## DIRECTION
Pictures do not belong in the copy. Return all of the entries exactly.

━━━━━━━━━━━━━━━━━━━━

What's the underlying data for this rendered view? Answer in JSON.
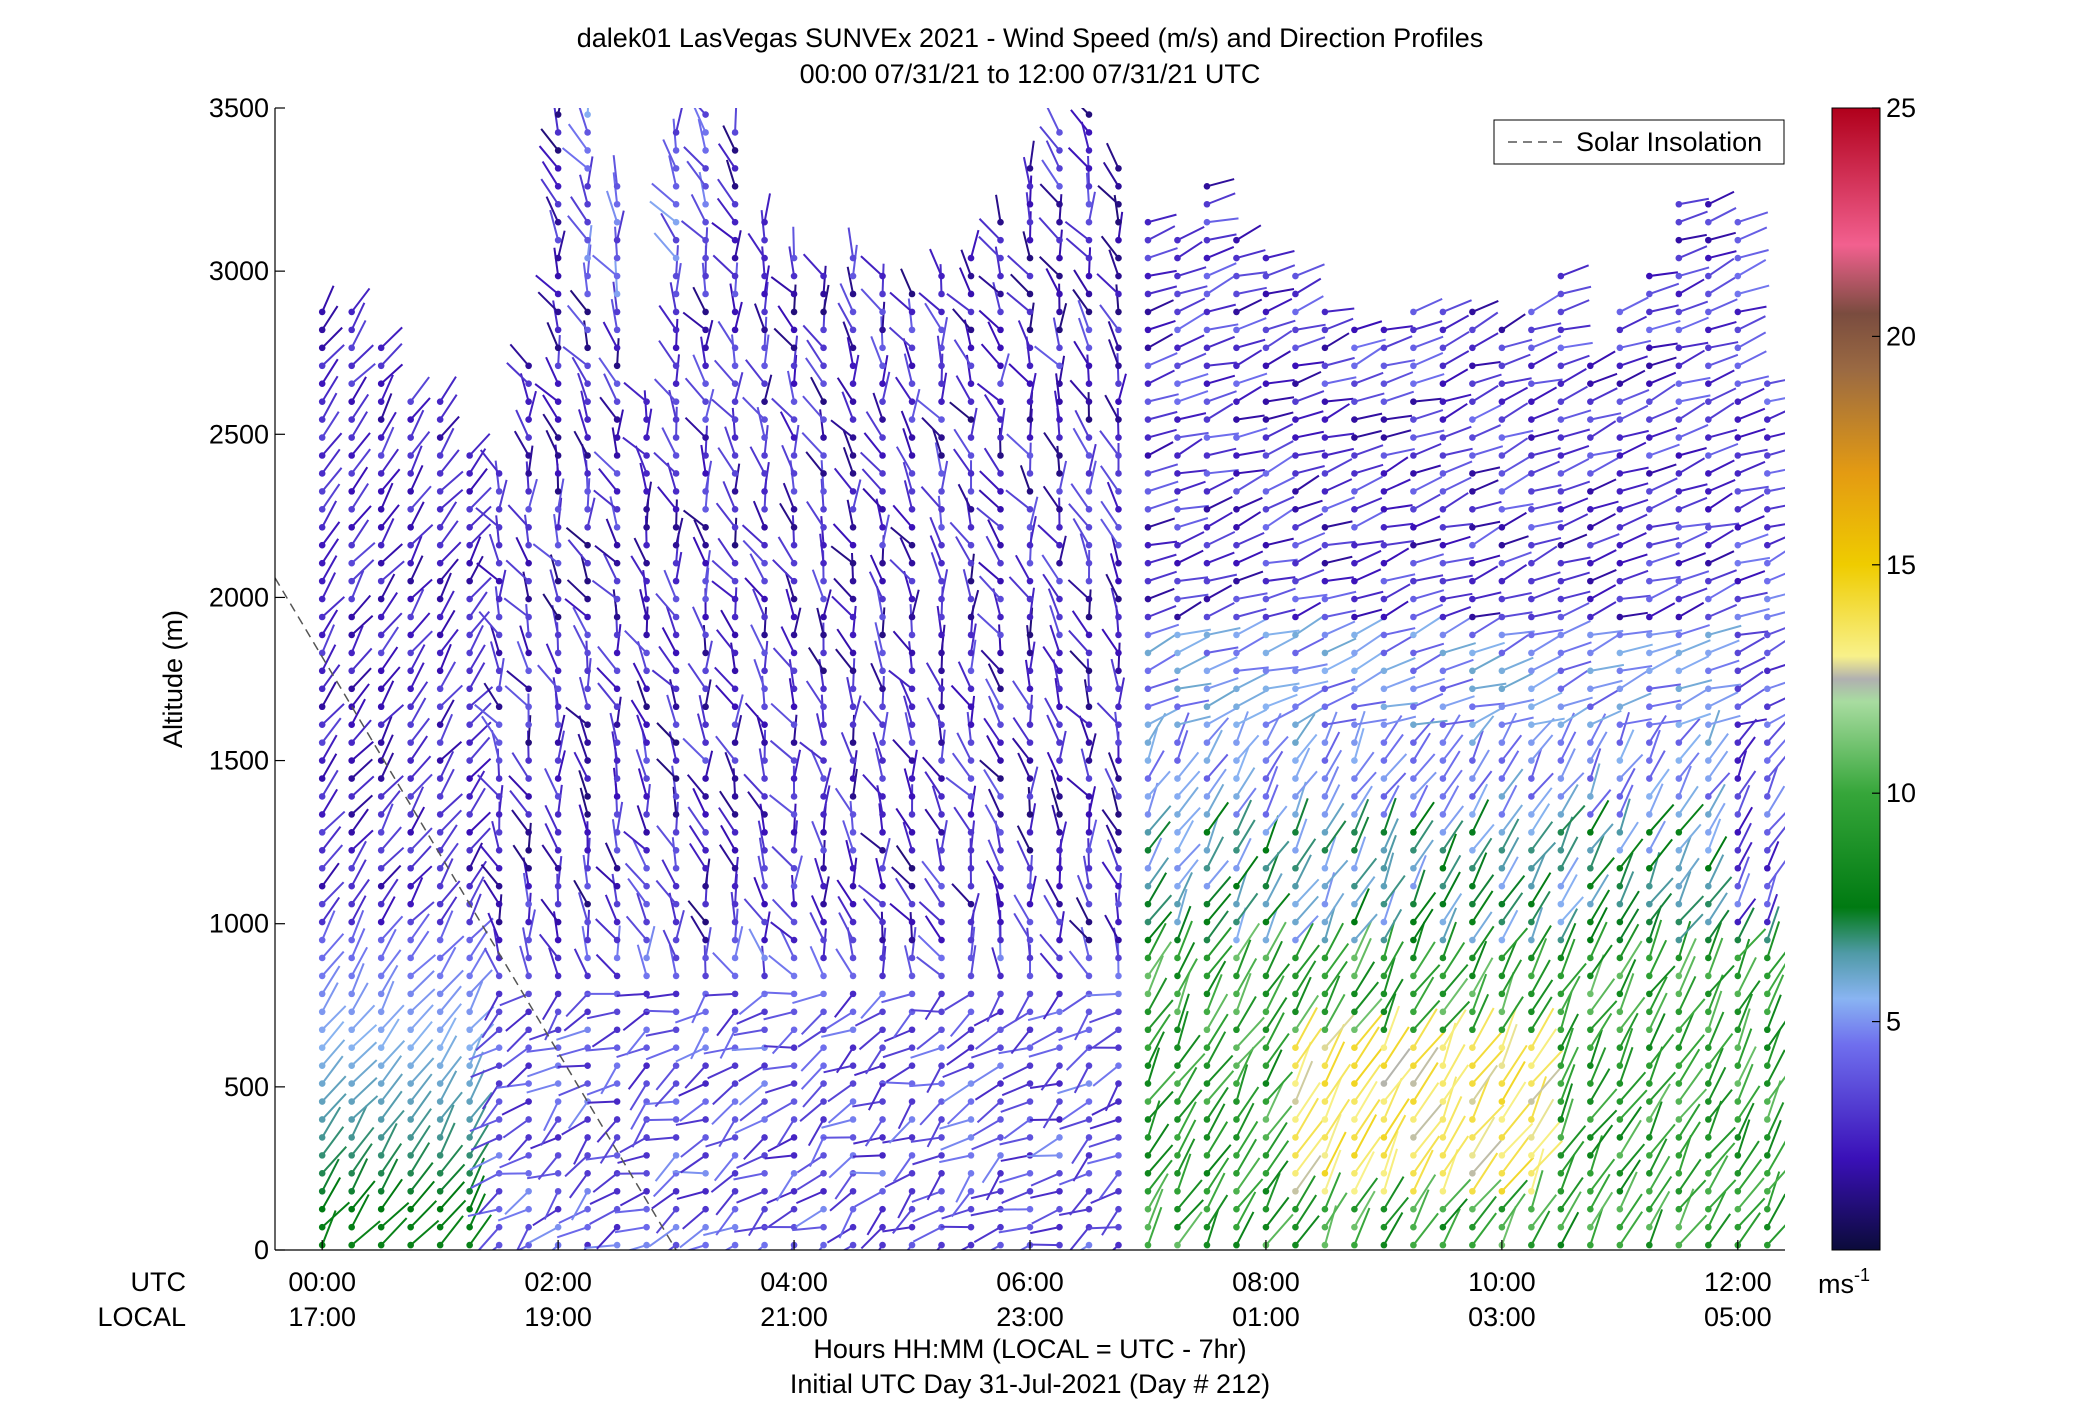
{
  "chart_data": {
    "type": "wind-barb-profile",
    "title": "dalek01 LasVegas SUNVEx 2021 - Wind Speed (m/s) and Direction Profiles",
    "subtitle": "00:00 07/31/21 to 12:00 07/31/21  UTC",
    "xlabel": "Hours HH:MM  (LOCAL = UTC - 7hr)",
    "xlabel2": "Initial UTC Day 31-Jul-2021 (Day # 212)",
    "ylabel": "Altitude (m)",
    "xlim_hours_utc": [
      -0.4,
      12.4
    ],
    "ylim": [
      0,
      3500
    ],
    "y_ticks": [
      0,
      500,
      1000,
      1500,
      2000,
      2500,
      3000,
      3500
    ],
    "x_ticks_hours": [
      0,
      2,
      4,
      6,
      8,
      10,
      12
    ],
    "x_tick_labels_utc": [
      "00:00",
      "02:00",
      "04:00",
      "06:00",
      "08:00",
      "10:00",
      "12:00"
    ],
    "x_tick_labels_local": [
      "17:00",
      "19:00",
      "21:00",
      "23:00",
      "01:00",
      "03:00",
      "05:00"
    ],
    "row_label_utc": "UTC",
    "row_label_local": "LOCAL",
    "legend": {
      "entries": [
        "Solar Insolation"
      ],
      "position": "top-right"
    },
    "colorbar": {
      "range": [
        0,
        25
      ],
      "ticks": [
        5,
        10,
        15,
        20,
        25
      ],
      "unit_label": "ms",
      "unit_superscript": "-1"
    },
    "solar_insolation": {
      "hours": [
        -0.4,
        3.0
      ],
      "altitude": [
        2060,
        0
      ]
    },
    "profiles": [
      {
        "t": 0.0,
        "top": 2880
      },
      {
        "t": 0.25,
        "top": 2880
      },
      {
        "t": 0.5,
        "top": 2780
      },
      {
        "t": 0.75,
        "top": 2650
      },
      {
        "t": 1.0,
        "top": 2600
      },
      {
        "t": 1.25,
        "top": 2450
      },
      {
        "t": 1.5,
        "top": 2400
      },
      {
        "t": 1.75,
        "top": 2720
      },
      {
        "t": 2.0,
        "top": 3480
      },
      {
        "t": 2.25,
        "top": 3480
      },
      {
        "t": 2.5,
        "top": 3280
      },
      {
        "t": 2.75,
        "top": 2650
      },
      {
        "t": 3.0,
        "top": 3460
      },
      {
        "t": 3.25,
        "top": 3480
      },
      {
        "t": 3.5,
        "top": 3470
      },
      {
        "t": 3.75,
        "top": 3200
      },
      {
        "t": 4.0,
        "top": 3050
      },
      {
        "t": 4.25,
        "top": 3000
      },
      {
        "t": 4.5,
        "top": 3050
      },
      {
        "t": 4.75,
        "top": 3000
      },
      {
        "t": 5.0,
        "top": 2980
      },
      {
        "t": 5.25,
        "top": 3000
      },
      {
        "t": 5.5,
        "top": 3050
      },
      {
        "t": 5.75,
        "top": 3200
      },
      {
        "t": 6.0,
        "top": 3320
      },
      {
        "t": 6.25,
        "top": 3470
      },
      {
        "t": 6.5,
        "top": 3480
      },
      {
        "t": 6.75,
        "top": 3350
      },
      {
        "t": 7.0,
        "top": 3180
      },
      {
        "t": 7.25,
        "top": 3120
      },
      {
        "t": 7.5,
        "top": 3270
      },
      {
        "t": 7.75,
        "top": 3140
      },
      {
        "t": 8.0,
        "top": 3050
      },
      {
        "t": 8.25,
        "top": 3000
      },
      {
        "t": 8.5,
        "top": 2880
      },
      {
        "t": 8.75,
        "top": 2850
      },
      {
        "t": 9.0,
        "top": 2850
      },
      {
        "t": 9.25,
        "top": 2880
      },
      {
        "t": 9.5,
        "top": 2880
      },
      {
        "t": 9.75,
        "top": 2880
      },
      {
        "t": 10.0,
        "top": 2850
      },
      {
        "t": 10.25,
        "top": 2880
      },
      {
        "t": 10.5,
        "top": 3000
      },
      {
        "t": 10.75,
        "top": 2720
      },
      {
        "t": 11.0,
        "top": 2880
      },
      {
        "t": 11.25,
        "top": 3000
      },
      {
        "t": 11.5,
        "top": 3220
      },
      {
        "t": 11.75,
        "top": 3220
      },
      {
        "t": 12.0,
        "top": 3200
      },
      {
        "t": 12.25,
        "top": 2700
      }
    ],
    "profile_level_spacing_m": 55,
    "speed_notes": [
      {
        "period_utc": "00:00-01:30",
        "altitude_range": [
          0,
          1000
        ],
        "speed_range_ms": [
          6,
          10
        ]
      },
      {
        "period_utc": "01:00-07:00",
        "altitude_range": [
          0,
          3500
        ],
        "speed_range_ms": [
          0,
          5
        ]
      },
      {
        "period_utc": "07:00-12:00",
        "altitude_range": [
          0,
          1500
        ],
        "speed_range_ms": [
          6,
          12
        ]
      },
      {
        "period_utc": "08:00-10:00",
        "altitude_range": [
          150,
          600
        ],
        "speed_range_ms": [
          12,
          15
        ]
      },
      {
        "period_utc": "07:00-12:00",
        "altitude_range": [
          1500,
          3300
        ],
        "speed_range_ms": [
          0,
          5
        ]
      }
    ]
  }
}
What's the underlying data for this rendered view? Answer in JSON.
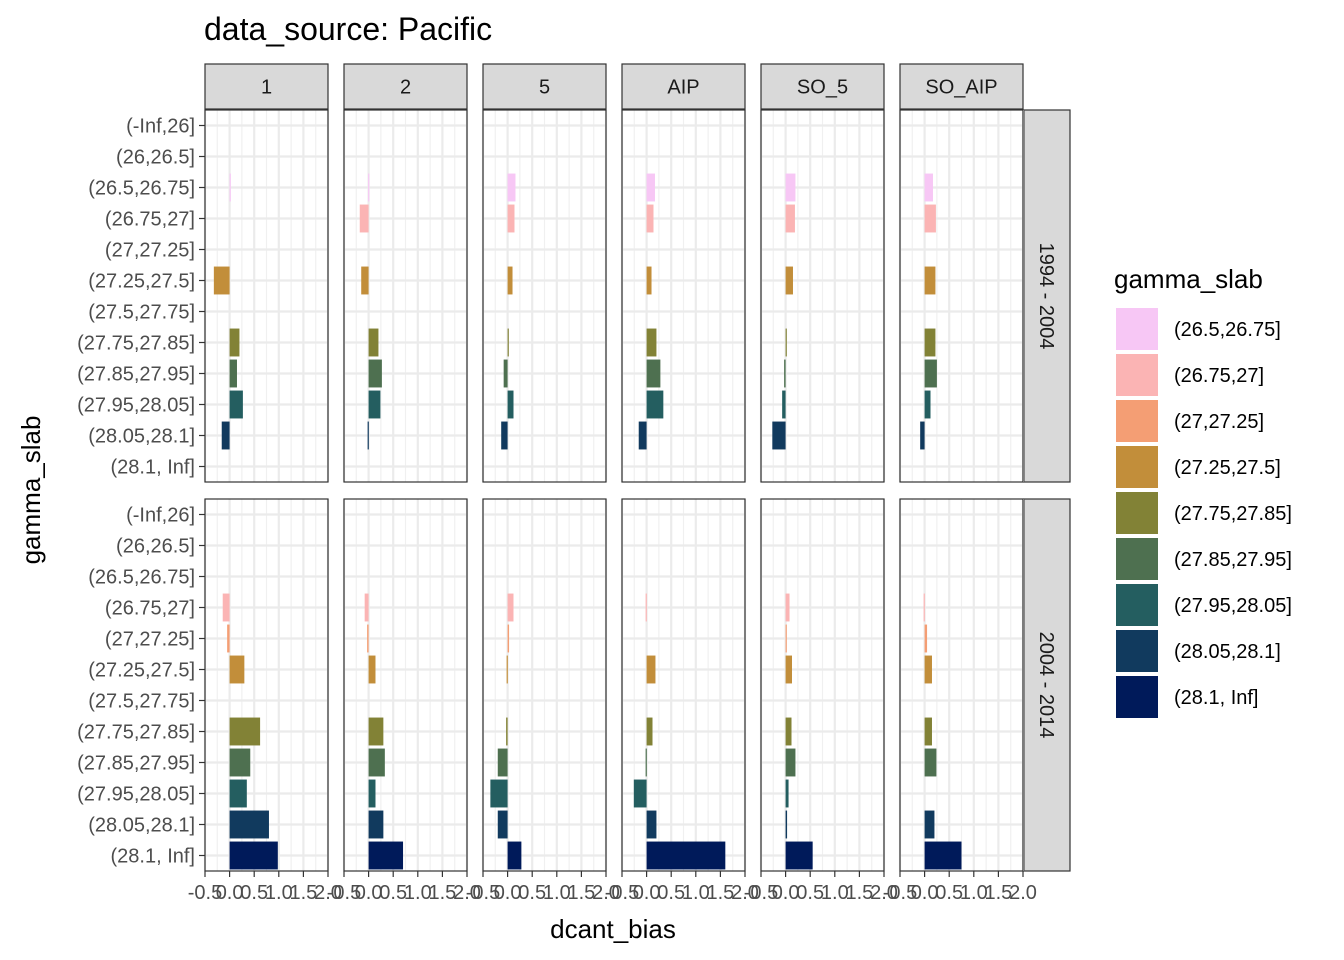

━━━━━━━━━━━━━━━━━━━━

## TASK OUTPUT
What's the underlying data for this rendered view? Answer in JSON.
{
  "chart_data": {
    "type": "wind-barb-profile",
    "title": "dalek01 LasVegas SUNVEx 2021 - Wind Speed (m/s) and Direction Profiles",
    "subtitle": "00:00 07/31/21 to 12:00 07/31/21  UTC",
    "xlabel": "Hours HH:MM  (LOCAL = UTC - 7hr)",
    "xlabel2": "Initial UTC Day 31-Jul-2021 (Day # 212)",
    "ylabel": "Altitude (m)",
    "xlim_hours_utc": [
      -0.4,
      12.4
    ],
    "ylim": [
      0,
      3500
    ],
    "y_ticks": [
      0,
      500,
      1000,
      1500,
      2000,
      2500,
      3000,
      3500
    ],
    "x_ticks_hours": [
      0,
      2,
      4,
      6,
      8,
      10,
      12
    ],
    "x_tick_labels_utc": [
      "00:00",
      "02:00",
      "04:00",
      "06:00",
      "08:00",
      "10:00",
      "12:00"
    ],
    "x_tick_labels_local": [
      "17:00",
      "19:00",
      "21:00",
      "23:00",
      "01:00",
      "03:00",
      "05:00"
    ],
    "row_label_utc": "UTC",
    "row_label_local": "LOCAL",
    "legend": {
      "entries": [
        "Solar Insolation"
      ],
      "position": "top-right"
    },
    "colorbar": {
      "range": [
        0,
        25
      ],
      "ticks": [
        5,
        10,
        15,
        20,
        25
      ],
      "unit_label": "ms",
      "unit_superscript": "-1"
    },
    "solar_insolation": {
      "hours": [
        -0.4,
        3.0
      ],
      "altitude": [
        2060,
        0
      ]
    },
    "profiles": [
      {
        "t": 0.0,
        "top": 2880
      },
      {
        "t": 0.25,
        "top": 2880
      },
      {
        "t": 0.5,
        "top": 2780
      },
      {
        "t": 0.75,
        "top": 2650
      },
      {
        "t": 1.0,
        "top": 2600
      },
      {
        "t": 1.25,
        "top": 2450
      },
      {
        "t": 1.5,
        "top": 2400
      },
      {
        "t": 1.75,
        "top": 2720
      },
      {
        "t": 2.0,
        "top": 3480
      },
      {
        "t": 2.25,
        "top": 3480
      },
      {
        "t": 2.5,
        "top": 3280
      },
      {
        "t": 2.75,
        "top": 2650
      },
      {
        "t": 3.0,
        "top": 3460
      },
      {
        "t": 3.25,
        "top": 3480
      },
      {
        "t": 3.5,
        "top": 3470
      },
      {
        "t": 3.75,
        "top": 3200
      },
      {
        "t": 4.0,
        "top": 3050
      },
      {
        "t": 4.25,
        "top": 3000
      },
      {
        "t": 4.5,
        "top": 3050
      },
      {
        "t": 4.75,
        "top": 3000
      },
      {
        "t": 5.0,
        "top": 2980
      },
      {
        "t": 5.25,
        "top": 3000
      },
      {
        "t": 5.5,
        "top": 3050
      },
      {
        "t": 5.75,
        "top": 3200
      },
      {
        "t": 6.0,
        "top": 3320
      },
      {
        "t": 6.25,
        "top": 3470
      },
      {
        "t": 6.5,
        "top": 3480
      },
      {
        "t": 6.75,
        "top": 3350
      },
      {
        "t": 7.0,
        "top": 3180
      },
      {
        "t": 7.25,
        "top": 3120
      },
      {
        "t": 7.5,
        "top": 3270
      },
      {
        "t": 7.75,
        "top": 3140
      },
      {
        "t": 8.0,
        "top": 3050
      },
      {
        "t": 8.25,
        "top": 3000
      },
      {
        "t": 8.5,
        "top": 2880
      },
      {
        "t": 8.75,
        "top": 2850
      },
      {
        "t": 9.0,
        "top": 2850
      },
      {
        "t": 9.25,
        "top": 2880
      },
      {
        "t": 9.5,
        "top": 2880
      },
      {
        "t": 9.75,
        "top": 2880
      },
      {
        "t": 10.0,
        "top": 2850
      },
      {
        "t": 10.25,
        "top": 2880
      },
      {
        "t": 10.5,
        "top": 3000
      },
      {
        "t": 10.75,
        "top": 2720
      },
      {
        "t": 11.0,
        "top": 2880
      },
      {
        "t": 11.25,
        "top": 3000
      },
      {
        "t": 11.5,
        "top": 3220
      },
      {
        "t": 11.75,
        "top": 3220
      },
      {
        "t": 12.0,
        "top": 3200
      },
      {
        "t": 12.25,
        "top": 2700
      }
    ],
    "profile_level_spacing_m": 55,
    "speed_notes": [
      {
        "period_utc": "00:00-01:30",
        "altitude_range": [
          0,
          1000
        ],
        "speed_range_ms": [
          6,
          10
        ]
      },
      {
        "period_utc": "01:00-07:00",
        "altitude_range": [
          0,
          3500
        ],
        "speed_range_ms": [
          0,
          5
        ]
      },
      {
        "period_utc": "07:00-12:00",
        "altitude_range": [
          0,
          1500
        ],
        "speed_range_ms": [
          6,
          12
        ]
      },
      {
        "period_utc": "08:00-10:00",
        "altitude_range": [
          150,
          600
        ],
        "speed_range_ms": [
          12,
          15
        ]
      },
      {
        "period_utc": "07:00-12:00",
        "altitude_range": [
          1500,
          3300
        ],
        "speed_range_ms": [
          0,
          5
        ]
      }
    ]
  }
}
What's the underlying data for this rendered view? Answer in JSON.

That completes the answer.